Repeat every line of the records below word for word, with nothing added or changed.
━━━━━━━━
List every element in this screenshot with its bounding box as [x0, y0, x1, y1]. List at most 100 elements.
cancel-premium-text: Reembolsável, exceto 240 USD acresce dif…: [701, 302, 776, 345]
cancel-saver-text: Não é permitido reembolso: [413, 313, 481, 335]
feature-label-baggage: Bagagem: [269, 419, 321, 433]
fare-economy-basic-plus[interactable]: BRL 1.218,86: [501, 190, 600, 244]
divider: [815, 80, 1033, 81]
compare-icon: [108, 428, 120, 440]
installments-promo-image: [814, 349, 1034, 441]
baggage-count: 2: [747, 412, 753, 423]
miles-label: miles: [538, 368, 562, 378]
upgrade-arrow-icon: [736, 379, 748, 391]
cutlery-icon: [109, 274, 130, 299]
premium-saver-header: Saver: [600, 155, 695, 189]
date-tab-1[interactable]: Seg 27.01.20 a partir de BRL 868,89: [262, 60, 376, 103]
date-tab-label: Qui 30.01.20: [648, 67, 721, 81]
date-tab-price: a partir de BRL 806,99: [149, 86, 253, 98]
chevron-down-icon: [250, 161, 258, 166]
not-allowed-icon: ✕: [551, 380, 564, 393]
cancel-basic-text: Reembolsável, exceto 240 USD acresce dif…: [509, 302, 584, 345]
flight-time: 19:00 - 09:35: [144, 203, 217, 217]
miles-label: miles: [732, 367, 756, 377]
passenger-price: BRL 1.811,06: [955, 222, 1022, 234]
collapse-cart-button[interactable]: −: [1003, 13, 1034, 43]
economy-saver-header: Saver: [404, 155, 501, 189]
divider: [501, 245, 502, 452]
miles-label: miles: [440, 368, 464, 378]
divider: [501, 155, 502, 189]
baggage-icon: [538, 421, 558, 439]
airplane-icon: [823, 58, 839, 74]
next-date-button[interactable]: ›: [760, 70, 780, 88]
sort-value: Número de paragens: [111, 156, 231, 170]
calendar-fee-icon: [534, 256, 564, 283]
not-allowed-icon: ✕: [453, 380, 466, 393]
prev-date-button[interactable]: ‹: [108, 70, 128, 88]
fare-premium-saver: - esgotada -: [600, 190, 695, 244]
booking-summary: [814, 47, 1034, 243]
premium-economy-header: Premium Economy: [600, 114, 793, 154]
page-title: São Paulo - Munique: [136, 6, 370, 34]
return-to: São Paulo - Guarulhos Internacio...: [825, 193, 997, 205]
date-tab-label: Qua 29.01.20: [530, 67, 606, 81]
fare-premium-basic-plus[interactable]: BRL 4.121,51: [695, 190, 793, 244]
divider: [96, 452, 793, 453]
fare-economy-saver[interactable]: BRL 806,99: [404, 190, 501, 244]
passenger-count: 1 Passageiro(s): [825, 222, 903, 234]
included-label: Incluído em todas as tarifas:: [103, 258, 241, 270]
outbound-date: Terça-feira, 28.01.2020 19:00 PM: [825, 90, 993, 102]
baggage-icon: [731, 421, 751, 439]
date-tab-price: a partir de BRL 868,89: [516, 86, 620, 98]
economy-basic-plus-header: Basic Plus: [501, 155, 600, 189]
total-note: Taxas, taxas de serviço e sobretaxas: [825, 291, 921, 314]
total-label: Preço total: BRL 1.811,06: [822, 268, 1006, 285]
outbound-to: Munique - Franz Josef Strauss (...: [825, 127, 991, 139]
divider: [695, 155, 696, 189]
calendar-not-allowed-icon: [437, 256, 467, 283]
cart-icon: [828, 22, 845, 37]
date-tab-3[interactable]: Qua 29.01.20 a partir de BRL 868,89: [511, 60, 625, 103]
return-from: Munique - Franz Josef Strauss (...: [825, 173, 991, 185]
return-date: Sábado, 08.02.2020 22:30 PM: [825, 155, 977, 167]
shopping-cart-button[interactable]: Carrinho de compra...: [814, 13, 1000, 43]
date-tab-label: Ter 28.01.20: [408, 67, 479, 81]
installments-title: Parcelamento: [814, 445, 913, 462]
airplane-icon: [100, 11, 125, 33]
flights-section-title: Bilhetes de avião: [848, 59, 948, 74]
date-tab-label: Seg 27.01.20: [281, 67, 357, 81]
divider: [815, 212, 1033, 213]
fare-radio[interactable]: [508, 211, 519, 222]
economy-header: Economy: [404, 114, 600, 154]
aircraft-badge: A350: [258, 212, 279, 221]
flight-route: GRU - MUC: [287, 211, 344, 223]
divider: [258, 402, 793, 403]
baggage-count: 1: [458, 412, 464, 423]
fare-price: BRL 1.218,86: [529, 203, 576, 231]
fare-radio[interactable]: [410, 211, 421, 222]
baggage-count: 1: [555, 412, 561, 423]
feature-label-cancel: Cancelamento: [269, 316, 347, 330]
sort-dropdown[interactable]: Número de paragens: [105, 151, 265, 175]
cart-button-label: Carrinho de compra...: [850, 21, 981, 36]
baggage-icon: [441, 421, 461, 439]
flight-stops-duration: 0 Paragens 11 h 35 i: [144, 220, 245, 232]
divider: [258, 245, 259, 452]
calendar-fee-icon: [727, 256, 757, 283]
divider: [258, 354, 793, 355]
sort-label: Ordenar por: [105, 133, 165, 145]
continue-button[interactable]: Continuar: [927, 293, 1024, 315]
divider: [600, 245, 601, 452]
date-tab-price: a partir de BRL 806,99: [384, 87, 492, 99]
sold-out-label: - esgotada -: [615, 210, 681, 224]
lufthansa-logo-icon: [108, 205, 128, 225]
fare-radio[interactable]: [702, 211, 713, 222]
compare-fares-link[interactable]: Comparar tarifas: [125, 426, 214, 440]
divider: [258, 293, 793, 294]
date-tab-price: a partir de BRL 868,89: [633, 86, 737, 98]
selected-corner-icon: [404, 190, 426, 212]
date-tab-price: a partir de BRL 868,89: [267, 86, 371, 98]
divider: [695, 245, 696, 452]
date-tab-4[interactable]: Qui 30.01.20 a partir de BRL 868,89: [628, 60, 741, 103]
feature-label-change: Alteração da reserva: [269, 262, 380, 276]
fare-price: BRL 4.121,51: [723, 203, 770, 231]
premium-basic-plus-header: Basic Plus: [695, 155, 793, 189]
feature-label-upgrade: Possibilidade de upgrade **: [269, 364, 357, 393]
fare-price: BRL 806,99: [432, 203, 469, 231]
━━━━━━━━
◆ **Problem solution**
List every element in this screenshot with its bounding box as [x0, y0, x1, y1]. List at most 100 elements.
cancel-premium-text: Reembolsável, exceto 240 USD acresce dif…: [701, 302, 776, 345]
cancel-saver-text: Não é permitido reembolso: [413, 313, 481, 335]
feature-label-baggage: Bagagem: [269, 419, 321, 433]
fare-economy-basic-plus[interactable]: BRL 1.218,86: [501, 190, 600, 244]
divider: [815, 80, 1033, 81]
compare-icon: [108, 428, 120, 440]
installments-promo-image: [814, 349, 1034, 441]
baggage-count: 2: [747, 412, 753, 423]
miles-label: miles: [538, 368, 562, 378]
upgrade-arrow-icon: [736, 379, 748, 391]
cutlery-icon: [109, 274, 130, 299]
premium-saver-header: Saver: [600, 155, 695, 189]
date-tab-1[interactable]: Seg 27.01.20 a partir de BRL 868,89: [262, 60, 376, 103]
date-tab-label: Qui 30.01.20: [648, 67, 721, 81]
date-tab-price: a partir de BRL 806,99: [149, 86, 253, 98]
chevron-down-icon: [250, 161, 258, 166]
not-allowed-icon: ✕: [551, 380, 564, 393]
cancel-basic-text: Reembolsável, exceto 240 USD acresce dif…: [509, 302, 584, 345]
flight-time: 19:00 - 09:35: [144, 203, 217, 217]
miles-label: miles: [732, 367, 756, 377]
passenger-price: BRL 1.811,06: [955, 222, 1022, 234]
collapse-cart-button[interactable]: −: [1003, 13, 1034, 43]
economy-saver-header: Saver: [404, 155, 501, 189]
divider: [501, 245, 502, 452]
miles-label: miles: [440, 368, 464, 378]
divider: [501, 155, 502, 189]
baggage-icon: [538, 421, 558, 439]
airplane-icon: [823, 58, 839, 74]
next-date-button[interactable]: ›: [760, 70, 780, 88]
sort-value: Número de paragens: [111, 156, 231, 170]
calendar-fee-icon: [534, 256, 564, 283]
not-allowed-icon: ✕: [453, 380, 466, 393]
prev-date-button[interactable]: ‹: [108, 70, 128, 88]
fare-premium-saver: - esgotada -: [600, 190, 695, 244]
booking-summary: [814, 47, 1034, 243]
premium-economy-header: Premium Economy: [600, 114, 793, 154]
page-title: São Paulo - Munique: [136, 6, 370, 34]
return-to: São Paulo - Guarulhos Internacio...: [825, 193, 997, 205]
date-tab-label: Qua 29.01.20: [530, 67, 606, 81]
fare-premium-basic-plus[interactable]: BRL 4.121,51: [695, 190, 793, 244]
divider: [96, 452, 793, 453]
fare-economy-saver[interactable]: BRL 806,99: [404, 190, 501, 244]
passenger-count: 1 Passageiro(s): [825, 222, 903, 234]
included-label: Incluído em todas as tarifas:: [103, 258, 241, 270]
outbound-date: Terça-feira, 28.01.2020 19:00 PM: [825, 90, 993, 102]
baggage-icon: [731, 421, 751, 439]
date-tab-price: a partir de BRL 868,89: [516, 86, 620, 98]
economy-basic-plus-header: Basic Plus: [501, 155, 600, 189]
total-note: Taxas, taxas de serviço e sobretaxas: [825, 291, 921, 314]
total-label: Preço total: BRL 1.811,06: [822, 268, 1006, 285]
outbound-to: Munique - Franz Josef Strauss (...: [825, 127, 991, 139]
divider: [695, 155, 696, 189]
calendar-not-allowed-icon: [437, 256, 467, 283]
cart-icon: [828, 22, 845, 37]
date-tab-3[interactable]: Qua 29.01.20 a partir de BRL 868,89: [511, 60, 625, 103]
return-from: Munique - Franz Josef Strauss (...: [825, 173, 991, 185]
return-date: Sábado, 08.02.2020 22:30 PM: [825, 155, 977, 167]
shopping-cart-button[interactable]: Carrinho de compra...: [814, 13, 1000, 43]
date-tab-label: Ter 28.01.20: [408, 67, 479, 81]
installments-title: Parcelamento: [814, 445, 913, 462]
airplane-icon: [100, 11, 125, 33]
flights-section-title: Bilhetes de avião: [848, 59, 948, 74]
date-tab-label: Seg 27.01.20: [281, 67, 357, 81]
divider: [815, 212, 1033, 213]
fare-radio[interactable]: [508, 211, 519, 222]
economy-header: Economy: [404, 114, 600, 154]
aircraft-badge: A350: [258, 212, 279, 221]
flight-route: GRU - MUC: [287, 211, 344, 223]
divider: [258, 402, 793, 403]
baggage-count: 1: [458, 412, 464, 423]
fare-price: BRL 1.218,86: [529, 203, 576, 231]
fare-radio[interactable]: [410, 211, 421, 222]
baggage-count: 1: [555, 412, 561, 423]
feature-label-cancel: Cancelamento: [269, 316, 347, 330]
sort-dropdown[interactable]: Número de paragens: [105, 151, 265, 175]
cart-button-label: Carrinho de compra...: [850, 21, 981, 36]
baggage-icon: [441, 421, 461, 439]
flight-stops-duration: 0 Paragens 11 h 35 i: [144, 220, 245, 232]
divider: [258, 245, 259, 452]
calendar-fee-icon: [727, 256, 757, 283]
divider: [258, 354, 793, 355]
sort-label: Ordenar por: [105, 133, 165, 145]
continue-button[interactable]: Continuar: [927, 293, 1024, 315]
divider: [600, 245, 601, 452]
date-tab-price: a partir de BRL 806,99: [384, 87, 492, 99]
sold-out-label: - esgotada -: [615, 210, 681, 224]
lufthansa-logo-icon: [108, 205, 128, 225]
fare-radio[interactable]: [702, 211, 713, 222]
compare-fares-link[interactable]: Comparar tarifas: [125, 426, 214, 440]
divider: [258, 293, 793, 294]
date-tab-price: a partir de BRL 868,89: [633, 86, 737, 98]
selected-corner-icon: [404, 190, 426, 212]
date-tab-price: a partir de BRL 868,89: [267, 86, 371, 98]
divider: [695, 245, 696, 452]
date-tab-4[interactable]: Qui 30.01.20 a partir de BRL 868,89: [628, 60, 741, 103]
feature-label-change: Alteração da reserva: [269, 262, 380, 276]
fare-price: BRL 4.121,51: [723, 203, 770, 231]
premium-basic-plus-header: Basic Plus: [695, 155, 793, 189]
feature-label-upgrade: Possibilidade de upgrade **: [269, 364, 357, 393]
fare-price: BRL 806,99: [432, 203, 469, 231]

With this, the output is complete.